** Text excerpt follows **

The serpent eel is an elongated slender fish, attaining a length of up to 250 cm, with a maximum diameter of 5 cm, although 100 cm is a more common total length. The long, tapering snout has the upper jaw longer than the lower jaw. The teeth are sharply pointed and are normally visible; the front nostril is halfway between the tip of the snout and the eye, and the hind nostril is protected by a valve and concealed in a groove closer to the eye. The gape extends as far back as the eye, which has an almond-shaped pupil during the day and a circular pupil at night. The branchial opening is small, and is positioned just in front of the short pectoral fins. Both the dorsal fin and the anal fin are long and low, starting well behind the pectoral fins; there are no pelvic fins or tail fin, and the lateral line is clearly demarcated. The general colour is pale brownish-green, with dark punctuations on the snout and often with silvery reflections on the flanks; the belly is pale. Juvenile fish have a less elongated snout, and are a silvery colour.

==Distribution and habitat==
The serpent eel is found in the eastern Atlantic Ocean, where its range extends from Senegal to Portugal, and the Mediterranean Sea. It has also been recorded from other parts of the African coast and the Indian Ocean, as well as from Australia and New Zealand; this disjunct distribution may indicate that two similar species, looking much alike, are involved. It inhabits soft muddy and sandy sediments, mostly on the continental shelf, at depths down to about 300 m.

==Biology==
This fish is nocturnal, spending the day immersed in the sediment with just its head projecting. To bury itself, it wriggles its body and works its way into the sediment tail first. It shows marked fidelity to its burrow, having been observed using the same location for more than a month. It is seldom seen by day because of its secretive habits and cryptic colouration. At night it emerges to feed, the diet probably consisting of fish of a suitable size, and crustaceans.

** End of Text excerpt **
** Provided information follows **

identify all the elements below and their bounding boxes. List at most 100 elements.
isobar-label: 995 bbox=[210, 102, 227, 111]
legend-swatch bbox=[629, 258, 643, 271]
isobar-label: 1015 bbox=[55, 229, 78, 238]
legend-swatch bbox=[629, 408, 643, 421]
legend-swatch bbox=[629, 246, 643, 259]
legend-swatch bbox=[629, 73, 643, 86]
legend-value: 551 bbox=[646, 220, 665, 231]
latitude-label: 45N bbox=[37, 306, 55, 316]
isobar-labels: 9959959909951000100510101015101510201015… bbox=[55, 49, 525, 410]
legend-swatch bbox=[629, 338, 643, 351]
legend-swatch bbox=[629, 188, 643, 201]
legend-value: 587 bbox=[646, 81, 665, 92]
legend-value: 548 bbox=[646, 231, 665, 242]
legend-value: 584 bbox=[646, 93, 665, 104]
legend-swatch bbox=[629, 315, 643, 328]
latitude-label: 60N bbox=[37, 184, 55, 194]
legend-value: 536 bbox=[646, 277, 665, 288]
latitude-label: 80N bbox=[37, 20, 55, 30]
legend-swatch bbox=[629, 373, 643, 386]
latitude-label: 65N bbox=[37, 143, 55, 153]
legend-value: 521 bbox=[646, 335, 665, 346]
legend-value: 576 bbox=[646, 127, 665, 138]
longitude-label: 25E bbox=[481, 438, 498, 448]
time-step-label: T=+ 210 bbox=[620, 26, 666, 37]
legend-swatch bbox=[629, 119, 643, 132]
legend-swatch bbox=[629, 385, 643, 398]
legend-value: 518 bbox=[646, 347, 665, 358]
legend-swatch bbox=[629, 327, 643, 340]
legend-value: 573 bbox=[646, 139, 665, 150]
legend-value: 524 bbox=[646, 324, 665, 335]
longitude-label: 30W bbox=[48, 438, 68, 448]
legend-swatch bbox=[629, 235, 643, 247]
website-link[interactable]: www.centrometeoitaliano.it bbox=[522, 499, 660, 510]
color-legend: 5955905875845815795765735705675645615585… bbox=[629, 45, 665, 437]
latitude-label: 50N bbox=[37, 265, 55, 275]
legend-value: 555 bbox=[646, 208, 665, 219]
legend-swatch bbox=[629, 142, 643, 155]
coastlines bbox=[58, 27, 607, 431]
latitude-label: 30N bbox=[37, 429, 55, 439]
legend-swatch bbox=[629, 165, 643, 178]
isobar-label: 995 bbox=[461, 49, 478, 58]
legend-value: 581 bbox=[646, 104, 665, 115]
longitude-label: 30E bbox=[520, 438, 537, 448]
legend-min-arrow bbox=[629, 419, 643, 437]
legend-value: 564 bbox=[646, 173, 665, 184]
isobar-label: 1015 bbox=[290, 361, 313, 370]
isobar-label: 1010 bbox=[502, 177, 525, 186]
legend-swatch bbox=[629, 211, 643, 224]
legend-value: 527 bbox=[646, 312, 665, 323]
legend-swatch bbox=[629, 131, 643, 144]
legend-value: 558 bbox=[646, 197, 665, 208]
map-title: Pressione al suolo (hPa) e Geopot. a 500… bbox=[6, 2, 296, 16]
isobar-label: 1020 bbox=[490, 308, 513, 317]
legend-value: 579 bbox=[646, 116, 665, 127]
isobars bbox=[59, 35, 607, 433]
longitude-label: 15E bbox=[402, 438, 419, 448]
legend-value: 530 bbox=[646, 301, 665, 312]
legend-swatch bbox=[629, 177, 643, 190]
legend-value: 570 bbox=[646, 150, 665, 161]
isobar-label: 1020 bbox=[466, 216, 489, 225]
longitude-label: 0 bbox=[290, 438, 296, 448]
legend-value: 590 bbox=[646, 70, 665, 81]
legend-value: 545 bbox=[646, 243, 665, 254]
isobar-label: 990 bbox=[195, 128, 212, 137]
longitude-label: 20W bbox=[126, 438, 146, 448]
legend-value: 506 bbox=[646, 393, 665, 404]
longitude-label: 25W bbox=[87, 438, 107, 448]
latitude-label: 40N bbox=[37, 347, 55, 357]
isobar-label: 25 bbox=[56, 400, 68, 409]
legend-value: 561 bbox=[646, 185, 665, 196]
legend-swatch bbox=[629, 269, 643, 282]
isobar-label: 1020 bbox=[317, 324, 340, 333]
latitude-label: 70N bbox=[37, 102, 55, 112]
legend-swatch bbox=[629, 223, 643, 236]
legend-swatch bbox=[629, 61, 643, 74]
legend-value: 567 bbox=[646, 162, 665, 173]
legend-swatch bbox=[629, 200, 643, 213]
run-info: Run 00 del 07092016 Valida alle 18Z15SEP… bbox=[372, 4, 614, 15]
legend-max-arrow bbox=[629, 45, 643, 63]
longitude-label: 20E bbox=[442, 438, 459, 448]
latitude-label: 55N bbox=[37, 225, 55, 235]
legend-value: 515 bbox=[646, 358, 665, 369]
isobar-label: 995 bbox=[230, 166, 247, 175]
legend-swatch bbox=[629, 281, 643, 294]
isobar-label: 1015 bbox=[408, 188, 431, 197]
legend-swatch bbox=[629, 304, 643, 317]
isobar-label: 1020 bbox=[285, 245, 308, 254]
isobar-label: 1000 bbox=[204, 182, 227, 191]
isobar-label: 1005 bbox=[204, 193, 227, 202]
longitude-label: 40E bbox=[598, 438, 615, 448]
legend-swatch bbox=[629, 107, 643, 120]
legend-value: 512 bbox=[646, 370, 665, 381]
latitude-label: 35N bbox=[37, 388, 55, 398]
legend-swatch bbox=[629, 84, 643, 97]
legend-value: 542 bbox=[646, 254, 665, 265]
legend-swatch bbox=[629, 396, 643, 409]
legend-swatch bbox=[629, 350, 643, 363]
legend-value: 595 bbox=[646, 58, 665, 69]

** End of Provided information **

§ **About this exercise**:
Translate this sentence from the serpent eel text into Spanish: "It shows marked fidelity to its burrow, having been observed using the same location for more than a month." None of this material is needed.

§ **Result**:
Muestra una marcada fidelidad a su madriguera, ya que se le ha observado utilizando el mismo lugar durante más de un mes.